Firstly, add a new service and network definition (optional2) to your docker-compose.yml
file.
#docker-compose.yml
services:
#...
dyndns:
container_name: dyndns
image: oznu/cloudflare-ddns:latest
restart: always
networks:
- host_applications
environment:
API_KEY: "${CLOUDFLARE_API_KEY}"
ZONE: "${DYNDNS_ZONE}"
SUBDOMAIN: "${DYNDNS_SUBDOMAIN}"
#...
networks:
#...
host_applications:
name: applications
driver: bridge
ipam:
config:
- subnet: 172.18.0.0/24
gateway: 172.18.0.1
#...

....

- Given problem 1:
In the docker-compose excerpt:
(a) Which image does the dyndns service use?
(b) What restart policy is set for that service?
(c) What subnet is configured for the host_applications network?
- Given problem 2: Carry the docker-compose walkthrough on from the point where it stops.

....

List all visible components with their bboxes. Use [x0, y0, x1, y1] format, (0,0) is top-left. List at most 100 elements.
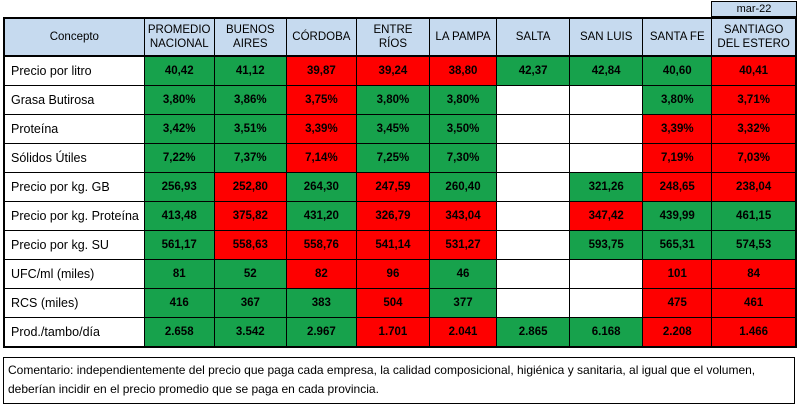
data-cell: 264,30	[285, 172, 357, 202]
data-cell: 3,50%	[428, 114, 498, 144]
column-header: LA PAMPA	[428, 17, 498, 57]
data-cell: 383	[285, 288, 357, 318]
row-label: Precio por kg. GB	[3, 172, 145, 202]
data-cell: 81	[143, 259, 215, 289]
data-cell: 40,41	[711, 55, 797, 86]
data-cell: 2.967	[285, 317, 357, 348]
data-cell: 256,93	[143, 172, 215, 202]
data-cell: 504	[355, 288, 430, 318]
column-header: SANTA FE	[642, 17, 713, 57]
period-badge: mar-22	[711, 1, 797, 17]
table-row: Precio por kg. GB 256,93 252,80 264,30 247,5…	[3, 172, 797, 202]
data-cell: 7,03%	[711, 143, 797, 173]
data-cell: 375,82	[213, 201, 287, 231]
data-cell: 7,19%	[642, 143, 713, 173]
row-label: Grasa Butirosa	[3, 85, 145, 115]
data-cell: 343,04	[428, 201, 498, 231]
data-cell: 96	[355, 259, 430, 289]
column-header: CÓRDOBA	[285, 17, 357, 57]
data-cell: 252,80	[213, 172, 287, 202]
data-cell	[569, 114, 644, 144]
data-cell: 558,76	[285, 230, 357, 260]
data-cell: 3,42%	[143, 114, 215, 144]
data-cell: 3,80%	[642, 85, 713, 115]
milk-price-table: Concepto PROMEDIO NACIONAL BUENOS AIRES CÓR…	[3, 17, 797, 348]
data-cell	[496, 288, 571, 318]
row-label: Proteína	[3, 114, 145, 144]
data-cell: 347,42	[569, 201, 644, 231]
data-cell: 1.466	[711, 317, 797, 348]
data-cell: 3,71%	[711, 85, 797, 115]
column-header: PROMEDIO NACIONAL	[143, 17, 215, 57]
data-cell: 367	[213, 288, 287, 318]
data-cell	[496, 172, 571, 202]
table-row: Sólidos Útiles 7,22% 7,37% 7,14% 7,25% 7,30% 7…	[3, 143, 797, 173]
table-row: Prod./tambo/día 2.658 3.542 2.967 1.701 2.041…	[3, 317, 797, 348]
data-cell: 558,63	[213, 230, 287, 260]
data-cell: 2.658	[143, 317, 215, 348]
data-cell: 593,75	[569, 230, 644, 260]
row-label: Precio por kg. SU	[3, 230, 145, 260]
row-label: Precio por kg. Proteína	[3, 201, 145, 231]
data-cell: 42,84	[569, 55, 644, 86]
column-header: SANTIAGO DEL ESTERO	[711, 17, 797, 57]
data-cell: 574,53	[711, 230, 797, 260]
data-cell: 377	[428, 288, 498, 318]
data-cell: 3,80%	[428, 85, 498, 115]
data-cell: 248,65	[642, 172, 713, 202]
data-cell: 52	[213, 259, 287, 289]
data-cell: 531,27	[428, 230, 498, 260]
data-cell	[496, 143, 571, 173]
data-cell: 561,17	[143, 230, 215, 260]
data-cell: 39,24	[355, 55, 430, 86]
data-cell: 565,31	[642, 230, 713, 260]
data-cell: 3,39%	[285, 114, 357, 144]
report-container: mar-22 Concepto PROMEDIO NACIONAL BUENOS A…	[3, 0, 797, 405]
data-cell: 40,60	[642, 55, 713, 86]
data-cell: 238,04	[711, 172, 797, 202]
data-cell: 6.168	[569, 317, 644, 348]
column-header: SAN LUIS	[569, 17, 644, 57]
data-cell: 7,37%	[213, 143, 287, 173]
row-label: RCS (miles)	[3, 288, 145, 318]
table-row: Proteína 3,42% 3,51% 3,39% 3,45% 3,50% 3,39% 3,…	[3, 114, 797, 144]
row-label: UFC/ml (miles)	[3, 259, 145, 289]
table-row: UFC/ml (miles) 81 52 82 96 46 101 84	[3, 259, 797, 289]
data-cell	[496, 259, 571, 289]
data-cell: 7,14%	[285, 143, 357, 173]
data-cell: 326,79	[355, 201, 430, 231]
data-cell: 431,20	[285, 201, 357, 231]
data-cell: 2.208	[642, 317, 713, 348]
data-cell: 40,42	[143, 55, 215, 86]
data-cell: 82	[285, 259, 357, 289]
corner-header: Concepto	[3, 17, 145, 57]
data-cell: 42,37	[496, 55, 571, 86]
data-cell: 3,45%	[355, 114, 430, 144]
data-cell: 101	[642, 259, 713, 289]
data-cell: 416	[143, 288, 215, 318]
data-cell: 321,26	[569, 172, 644, 202]
data-cell	[569, 288, 644, 318]
table-body: Precio por litro 40,42 41,12 39,87 39,24 38,8…	[3, 55, 797, 348]
row-label: Sólidos Útiles	[3, 143, 145, 173]
data-cell: 541,14	[355, 230, 430, 260]
data-cell: 413,48	[143, 201, 215, 231]
header-row: Concepto PROMEDIO NACIONAL BUENOS AIRES CÓR…	[3, 17, 797, 57]
data-cell: 3,86%	[213, 85, 287, 115]
data-cell: 2.041	[428, 317, 498, 348]
column-header: ENTRE RÍOS	[355, 17, 430, 57]
table-row: Precio por kg. SU 561,17 558,63 558,76 541,1…	[3, 230, 797, 260]
data-cell: 84	[711, 259, 797, 289]
data-cell: 260,40	[428, 172, 498, 202]
data-cell: 7,30%	[428, 143, 498, 173]
data-cell: 475	[642, 288, 713, 318]
comment-box: Comentario: independientemente del preci…	[3, 357, 795, 405]
column-header: SALTA	[496, 17, 571, 57]
table-row: RCS (miles) 416 367 383 504 377 475 461	[3, 288, 797, 318]
data-cell	[496, 201, 571, 231]
table-row: Precio por litro 40,42 41,12 39,87 39,24 38,8…	[3, 55, 797, 86]
data-cell	[496, 230, 571, 260]
data-cell	[569, 85, 644, 115]
column-header: BUENOS AIRES	[213, 17, 287, 57]
data-cell: 461	[711, 288, 797, 318]
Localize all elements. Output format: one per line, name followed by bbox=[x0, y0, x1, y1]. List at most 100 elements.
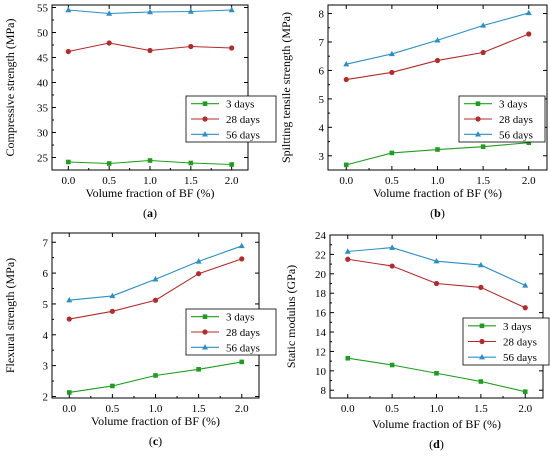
y-tick-label: 3 bbox=[319, 151, 325, 163]
data-point bbox=[66, 159, 71, 165]
legend-marker bbox=[202, 344, 208, 350]
data-point bbox=[434, 37, 441, 43]
data-point bbox=[522, 389, 528, 394]
data-point bbox=[65, 48, 71, 55]
data-point bbox=[434, 370, 439, 376]
y-tick-label: 5 bbox=[319, 94, 325, 106]
data-point bbox=[389, 263, 395, 269]
legend-entry: 28 days bbox=[499, 114, 533, 126]
x-tick-label: 1.0 bbox=[430, 403, 444, 415]
y-axis-title: Static modulus (GPa) bbox=[284, 265, 298, 368]
legend-marker bbox=[202, 314, 208, 319]
y-tick-label: 2 bbox=[43, 391, 49, 403]
data-point bbox=[480, 144, 486, 149]
data-point bbox=[345, 256, 351, 262]
data-point bbox=[434, 57, 441, 64]
legend-marker bbox=[479, 353, 485, 360]
legend-entry: 28 days bbox=[503, 337, 537, 349]
y-tick-label: 50 bbox=[37, 28, 49, 40]
y-tick-label: 7 bbox=[43, 237, 49, 249]
y-tick-label: 18 bbox=[315, 288, 327, 300]
data-point bbox=[196, 367, 201, 372]
series-56-days bbox=[344, 244, 529, 288]
data-point bbox=[229, 45, 235, 51]
x-axis-title: Volume fraction of BF (%) bbox=[373, 186, 502, 200]
plot-frame bbox=[327, 4, 548, 171]
data-point bbox=[195, 258, 202, 264]
chart-panel-d: 0.0 0.5 1.0 1.5 2.0 8 10 12 14 16 18 20 22 24 Volume f… bbox=[284, 230, 550, 451]
data-point bbox=[526, 140, 532, 145]
x-tick-label: 1.5 bbox=[474, 403, 488, 415]
data-point bbox=[187, 8, 194, 14]
legend: 3 days 28 days 56 days bbox=[185, 308, 277, 356]
x-tick-label: 0.0 bbox=[341, 403, 355, 415]
legend-entry: 3 days bbox=[226, 312, 254, 324]
series-28-days bbox=[343, 31, 532, 83]
series-28-days bbox=[66, 256, 245, 322]
x-tick-label: 2.0 bbox=[225, 175, 239, 187]
data-point bbox=[106, 161, 112, 166]
y-axis-title: Flexural strength (MPa) bbox=[3, 258, 17, 373]
legend-entry: 3 days bbox=[503, 321, 531, 333]
data-point bbox=[229, 162, 234, 167]
chart-panel-c: 0.0 0.5 1.0 1.5 2.0 2 3 4 5 6 7 Volume fraction of … bbox=[3, 232, 277, 448]
y-tick-label: 7 bbox=[319, 37, 325, 49]
y-tick-label: 24 bbox=[315, 230, 327, 242]
data-point bbox=[147, 8, 153, 15]
series-3-days bbox=[343, 140, 532, 168]
x-tick-label: 0.5 bbox=[385, 403, 399, 415]
x-tick-label: 0.0 bbox=[339, 175, 353, 187]
y-tick-label: 4 bbox=[43, 330, 49, 342]
y-tick-label: 8 bbox=[321, 385, 327, 397]
x-tick-label: 1.5 bbox=[192, 403, 206, 415]
data-point bbox=[478, 379, 484, 384]
data-point bbox=[389, 244, 396, 250]
series-56-days bbox=[343, 9, 532, 67]
data-point bbox=[109, 292, 116, 299]
data-point bbox=[188, 43, 194, 50]
x-tick-label: 2.0 bbox=[522, 175, 536, 187]
x-tick-label: 2.0 bbox=[518, 403, 532, 415]
legend-marker bbox=[202, 116, 208, 122]
y-tick-label: 10 bbox=[315, 366, 327, 378]
data-point bbox=[147, 47, 153, 54]
data-point bbox=[389, 362, 395, 368]
legend-entry: 28 days bbox=[226, 327, 260, 339]
y-axis-title: Compressive strength (MPa) bbox=[3, 19, 17, 157]
legend: 3 days 28 days 56 days bbox=[185, 95, 277, 143]
legend-entry: 3 days bbox=[226, 99, 254, 111]
data-point bbox=[65, 6, 72, 13]
data-point bbox=[153, 373, 158, 378]
x-tick-label: 1.5 bbox=[184, 175, 198, 187]
data-point bbox=[196, 271, 202, 277]
y-tick-label: 22 bbox=[315, 249, 326, 261]
legend-marker bbox=[475, 101, 481, 106]
y-tick-label: 8 bbox=[319, 9, 325, 21]
y-tick-label: 6 bbox=[43, 268, 49, 280]
x-tick-label: 1.0 bbox=[149, 403, 163, 415]
data-point bbox=[433, 257, 440, 264]
chart-panel-b: 0.0 0.5 1.0 1.5 2.0 3 4 5 6 7 8 Volume fraction of … bbox=[279, 4, 548, 220]
data-point bbox=[343, 76, 349, 83]
data-point bbox=[480, 49, 486, 56]
data-point bbox=[106, 10, 113, 16]
panel-label: (b) bbox=[430, 206, 445, 220]
legend-entry: 56 days bbox=[499, 129, 533, 141]
series-line bbox=[346, 142, 529, 166]
x-axis-title: Volume fraction of BF (%) bbox=[91, 414, 220, 428]
data-point bbox=[388, 50, 395, 57]
y-tick-label: 20 bbox=[315, 269, 327, 281]
x-tick-label: 2.0 bbox=[235, 403, 249, 415]
data-point bbox=[344, 248, 351, 254]
data-point bbox=[239, 256, 245, 262]
data-point bbox=[522, 282, 529, 288]
y-tick-label: 35 bbox=[37, 103, 49, 115]
legend-entry: 3 days bbox=[499, 99, 527, 111]
data-point bbox=[345, 355, 351, 361]
data-point bbox=[66, 390, 72, 395]
legend-marker bbox=[479, 323, 485, 329]
x-axis-title: Volume fraction of BF (%) bbox=[85, 186, 214, 200]
series-56-days bbox=[66, 242, 245, 303]
x-tick-label: 0.5 bbox=[106, 403, 120, 415]
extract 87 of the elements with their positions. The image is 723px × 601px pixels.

....

- Final answer 1:
(a) oznu/cloudflare-ddns:latest
(b) always
(c) 172.18.0.0/24

- Final answer 2:
You’re also going to need to update your .env
file with some configuration values
# get a cloudflare api key from your account and set it
echo CLOUDFLARE_API_KEY=yoursupersecurekeyhere >> .env
# choose the dns zone you want to edit
echo DYNDNS_ZONE=example.com >> .env
# and add a subdomain record you want to update
echo DYNDNS_SUBDOMAIN=ha >> .env
This will set things up so that going to ha.example.com
will end up hitting the Traefik instance you have running. We don’t currently expose anything there though so I wouldn’t expect anything more than a 404 message.
Finally, kick it off
sudo docker-compose up -d
Step 8 - Next time
We’ve now set up almost everything we need to get a solid Home Assistant instance running. To be honest a lot of it is overkill but I do love a bit of over engineering. Next time we’ll setup the Home Assistant docker-compose project with a standalone MQTT and MySQL instance then we’ll ensure it’s secured with Lets Encrypt.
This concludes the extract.